### INSTRUCTIONS FOR THE TASK
Return the number of lines in which the word "JSON" appears; add nothing else.

----------

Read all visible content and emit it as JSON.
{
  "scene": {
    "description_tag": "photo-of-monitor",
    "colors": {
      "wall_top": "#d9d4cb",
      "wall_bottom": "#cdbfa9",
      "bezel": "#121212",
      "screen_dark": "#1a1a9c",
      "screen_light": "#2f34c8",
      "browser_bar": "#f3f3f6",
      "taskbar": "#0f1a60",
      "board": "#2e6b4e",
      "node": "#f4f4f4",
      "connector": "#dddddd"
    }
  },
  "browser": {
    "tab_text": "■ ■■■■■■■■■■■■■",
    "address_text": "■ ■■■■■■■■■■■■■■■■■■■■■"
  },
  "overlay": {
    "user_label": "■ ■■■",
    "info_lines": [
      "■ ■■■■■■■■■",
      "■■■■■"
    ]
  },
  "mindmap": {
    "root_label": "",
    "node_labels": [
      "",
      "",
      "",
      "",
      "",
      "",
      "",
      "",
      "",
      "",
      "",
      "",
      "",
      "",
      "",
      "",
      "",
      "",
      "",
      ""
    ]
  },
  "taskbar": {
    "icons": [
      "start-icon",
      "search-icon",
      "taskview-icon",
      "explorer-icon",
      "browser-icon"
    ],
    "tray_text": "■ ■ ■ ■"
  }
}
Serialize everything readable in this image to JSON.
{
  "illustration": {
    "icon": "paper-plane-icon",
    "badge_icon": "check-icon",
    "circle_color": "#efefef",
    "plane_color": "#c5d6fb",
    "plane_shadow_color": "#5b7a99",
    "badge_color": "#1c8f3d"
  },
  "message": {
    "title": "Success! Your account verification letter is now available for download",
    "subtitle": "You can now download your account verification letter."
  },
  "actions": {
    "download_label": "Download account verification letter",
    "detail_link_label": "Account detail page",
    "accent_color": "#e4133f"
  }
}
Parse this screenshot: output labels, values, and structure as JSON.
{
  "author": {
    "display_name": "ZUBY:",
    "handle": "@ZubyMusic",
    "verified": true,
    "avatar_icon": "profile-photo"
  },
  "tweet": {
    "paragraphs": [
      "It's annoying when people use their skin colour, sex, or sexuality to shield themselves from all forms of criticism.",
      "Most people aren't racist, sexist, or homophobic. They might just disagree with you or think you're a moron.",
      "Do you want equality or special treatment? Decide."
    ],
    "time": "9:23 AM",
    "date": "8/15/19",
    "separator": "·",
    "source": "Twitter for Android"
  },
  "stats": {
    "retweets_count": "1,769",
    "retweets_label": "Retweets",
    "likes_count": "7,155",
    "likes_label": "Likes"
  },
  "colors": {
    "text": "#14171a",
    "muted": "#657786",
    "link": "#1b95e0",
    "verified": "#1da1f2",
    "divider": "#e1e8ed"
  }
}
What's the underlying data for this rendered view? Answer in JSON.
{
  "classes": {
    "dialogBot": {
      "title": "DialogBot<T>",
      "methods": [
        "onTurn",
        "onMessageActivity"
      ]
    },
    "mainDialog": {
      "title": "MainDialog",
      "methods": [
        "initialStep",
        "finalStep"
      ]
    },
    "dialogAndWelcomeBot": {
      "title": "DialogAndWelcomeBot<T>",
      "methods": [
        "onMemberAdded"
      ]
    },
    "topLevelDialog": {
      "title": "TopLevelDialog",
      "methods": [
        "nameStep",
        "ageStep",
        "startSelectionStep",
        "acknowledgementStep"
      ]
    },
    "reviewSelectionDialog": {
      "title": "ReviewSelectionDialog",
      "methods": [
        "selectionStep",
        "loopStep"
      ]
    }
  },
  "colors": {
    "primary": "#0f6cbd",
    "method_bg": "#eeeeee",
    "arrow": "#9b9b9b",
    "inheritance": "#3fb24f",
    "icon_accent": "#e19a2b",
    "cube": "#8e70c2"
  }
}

----------

### SOLUTION BELOW
4